Aim of the task: The records are to be restated in their entirety, word for word.

--- BEGIN Provided material ---

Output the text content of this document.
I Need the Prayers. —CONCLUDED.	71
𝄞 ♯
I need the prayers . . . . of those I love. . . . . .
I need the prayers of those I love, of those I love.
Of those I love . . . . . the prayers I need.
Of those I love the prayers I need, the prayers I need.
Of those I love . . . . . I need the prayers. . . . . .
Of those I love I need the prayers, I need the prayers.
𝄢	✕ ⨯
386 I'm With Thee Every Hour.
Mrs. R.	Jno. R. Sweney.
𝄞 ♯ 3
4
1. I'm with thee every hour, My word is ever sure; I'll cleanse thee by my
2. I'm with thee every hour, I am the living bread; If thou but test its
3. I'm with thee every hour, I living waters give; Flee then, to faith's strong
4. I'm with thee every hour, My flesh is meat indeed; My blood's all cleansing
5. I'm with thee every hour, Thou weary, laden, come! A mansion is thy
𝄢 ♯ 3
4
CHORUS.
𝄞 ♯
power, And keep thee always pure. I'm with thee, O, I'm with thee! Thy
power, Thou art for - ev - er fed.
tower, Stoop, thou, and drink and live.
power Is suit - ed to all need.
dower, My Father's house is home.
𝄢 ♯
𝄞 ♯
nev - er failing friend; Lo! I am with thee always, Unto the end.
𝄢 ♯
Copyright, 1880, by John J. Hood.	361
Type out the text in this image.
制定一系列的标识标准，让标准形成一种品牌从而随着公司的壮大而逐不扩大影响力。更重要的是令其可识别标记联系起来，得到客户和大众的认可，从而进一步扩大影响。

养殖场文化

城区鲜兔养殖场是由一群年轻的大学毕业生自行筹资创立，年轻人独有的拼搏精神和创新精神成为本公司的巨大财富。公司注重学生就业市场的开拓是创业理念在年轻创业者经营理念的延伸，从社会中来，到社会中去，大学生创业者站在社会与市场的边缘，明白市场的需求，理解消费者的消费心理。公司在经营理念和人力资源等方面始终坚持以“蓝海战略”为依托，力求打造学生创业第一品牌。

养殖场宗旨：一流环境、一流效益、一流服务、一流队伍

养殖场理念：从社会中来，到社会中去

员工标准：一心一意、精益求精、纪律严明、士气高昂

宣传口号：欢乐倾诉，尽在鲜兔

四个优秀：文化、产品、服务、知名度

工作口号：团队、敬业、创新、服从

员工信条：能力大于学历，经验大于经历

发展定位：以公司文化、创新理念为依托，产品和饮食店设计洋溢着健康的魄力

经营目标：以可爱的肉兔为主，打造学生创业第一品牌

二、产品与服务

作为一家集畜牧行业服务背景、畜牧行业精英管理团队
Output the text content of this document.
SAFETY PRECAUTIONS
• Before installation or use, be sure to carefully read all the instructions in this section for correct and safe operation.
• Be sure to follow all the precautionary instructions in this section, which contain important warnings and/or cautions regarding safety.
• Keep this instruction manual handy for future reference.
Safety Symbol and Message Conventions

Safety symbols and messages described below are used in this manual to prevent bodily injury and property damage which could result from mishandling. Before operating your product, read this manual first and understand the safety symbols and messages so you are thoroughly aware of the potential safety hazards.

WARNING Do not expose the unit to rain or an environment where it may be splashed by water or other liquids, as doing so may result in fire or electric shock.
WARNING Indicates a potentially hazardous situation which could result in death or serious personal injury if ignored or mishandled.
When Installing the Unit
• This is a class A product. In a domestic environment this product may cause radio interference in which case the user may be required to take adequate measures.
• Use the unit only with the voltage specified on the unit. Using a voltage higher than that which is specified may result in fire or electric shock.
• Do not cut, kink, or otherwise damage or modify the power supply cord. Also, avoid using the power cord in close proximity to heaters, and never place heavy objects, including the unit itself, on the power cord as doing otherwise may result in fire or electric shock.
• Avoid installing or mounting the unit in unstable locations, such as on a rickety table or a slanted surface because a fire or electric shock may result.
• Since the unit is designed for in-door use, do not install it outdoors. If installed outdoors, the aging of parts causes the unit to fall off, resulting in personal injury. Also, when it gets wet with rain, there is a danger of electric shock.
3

--- END Provided material ---

Response to this task:
Output the text content of this document.
I Need the Prayers. —CONCLUDED.	71
𝄞 ♯
I need the prayers . . . . of those I love. . . . . .
I need the prayers of those I love, of those I love.
Of those I love . . . . . the prayers I need.
Of those I love the prayers I need, the prayers I need.
Of those I love . . . . . I need the prayers. . . . . .
Of those I love I need the prayers, I need the prayers.
𝄢	✕ ⨯
386 I'm With Thee Every Hour.
Mrs. R.	Jno. R. Sweney.
𝄞 ♯ 3
4
1. I'm with thee every hour, My word is ever sure; I'll cleanse thee by my
2. I'm with thee every hour, I am the living bread; If thou but test its
3. I'm with thee every hour, I living waters give; Flee then, to faith's strong
4. I'm with thee every hour, My flesh is meat indeed; My blood's all cleansing
5. I'm with thee every hour, Thou weary, laden, come! A mansion is thy
𝄢 ♯ 3
4
CHORUS.
𝄞 ♯
power, And keep thee always pure. I'm with thee, O, I'm with thee! Thy
power, Thou art for - ev - er fed.
tower, Stoop, thou, and drink and live.
power Is suit - ed to all need.
dower, My Father's house is home.
𝄢 ♯
𝄞 ♯
nev - er failing friend; Lo! I am with thee always, Unto the end.
𝄢 ♯
Copyright, 1880, by John J. Hood.	361
Type out the text in this image.
制定一系列的标识标准，让标准形成一种品牌从而随着公司的壮大而逐不扩大影响力。更重要的是令其可识别标记联系起来，得到客户和大众的认可，从而进一步扩大影响。

养殖场文化

城区鲜兔养殖场是由一群年轻的大学毕业生自行筹资创立，年轻人独有的拼搏精神和创新精神成为本公司的巨大财富。公司注重学生就业市场的开拓是创业理念在年轻创业者经营理念的延伸，从社会中来，到社会中去，大学生创业者站在社会与市场的边缘，明白市场的需求，理解消费者的消费心理。公司在经营理念和人力资源等方面始终坚持以“蓝海战略”为依托，力求打造学生创业第一品牌。

养殖场宗旨：一流环境、一流效益、一流服务、一流队伍

养殖场理念：从社会中来，到社会中去

员工标准：一心一意、精益求精、纪律严明、士气高昂

宣传口号：欢乐倾诉，尽在鲜兔

四个优秀：文化、产品、服务、知名度

工作口号：团队、敬业、创新、服从

员工信条：能力大于学历，经验大于经历

发展定位：以公司文化、创新理念为依托，产品和饮食店设计洋溢着健康的魄力

经营目标：以可爱的肉兔为主，打造学生创业第一品牌

二、产品与服务

作为一家集畜牧行业服务背景、畜牧行业精英管理团队
Output the text content of this document.
SAFETY PRECAUTIONS
• Before installation or use, be sure to carefully read all the instructions in this section for correct and safe operation.
• Be sure to follow all the precautionary instructions in this section, which contain important warnings and/or cautions regarding safety.
• Keep this instruction manual handy for future reference.
Safety Symbol and Message Conventions

Safety symbols and messages described below are used in this manual to prevent bodily injury and property damage which could result from mishandling. Before operating your product, read this manual first and understand the safety symbols and messages so you are thoroughly aware of the potential safety hazards.

WARNING Do not expose the unit to rain or an environment where it may be splashed by water or other liquids, as doing so may result in fire or electric shock.
WARNING Indicates a potentially hazardous situation which could result in death or serious personal injury if ignored or mishandled.
When Installing the Unit
• This is a class A product. In a domestic environment this product may cause radio interference in which case the user may be required to take adequate measures.
• Use the unit only with the voltage specified on the unit. Using a voltage higher than that which is specified may result in fire or electric shock.
• Do not cut, kink, or otherwise damage or modify the power supply cord. Also, avoid using the power cord in close proximity to heaters, and never place heavy objects, including the unit itself, on the power cord as doing otherwise may result in fire or electric shock.
• Avoid installing or mounting the unit in unstable locations, such as on a rickety table or a slanted surface because a fire or electric shock may result.
• Since the unit is designed for in-door use, do not install it outdoors. If installed outdoors, the aging of parts causes the unit to fall off, resulting in personal injury. Also, when it gets wet with rain, there is a danger of electric shock.
3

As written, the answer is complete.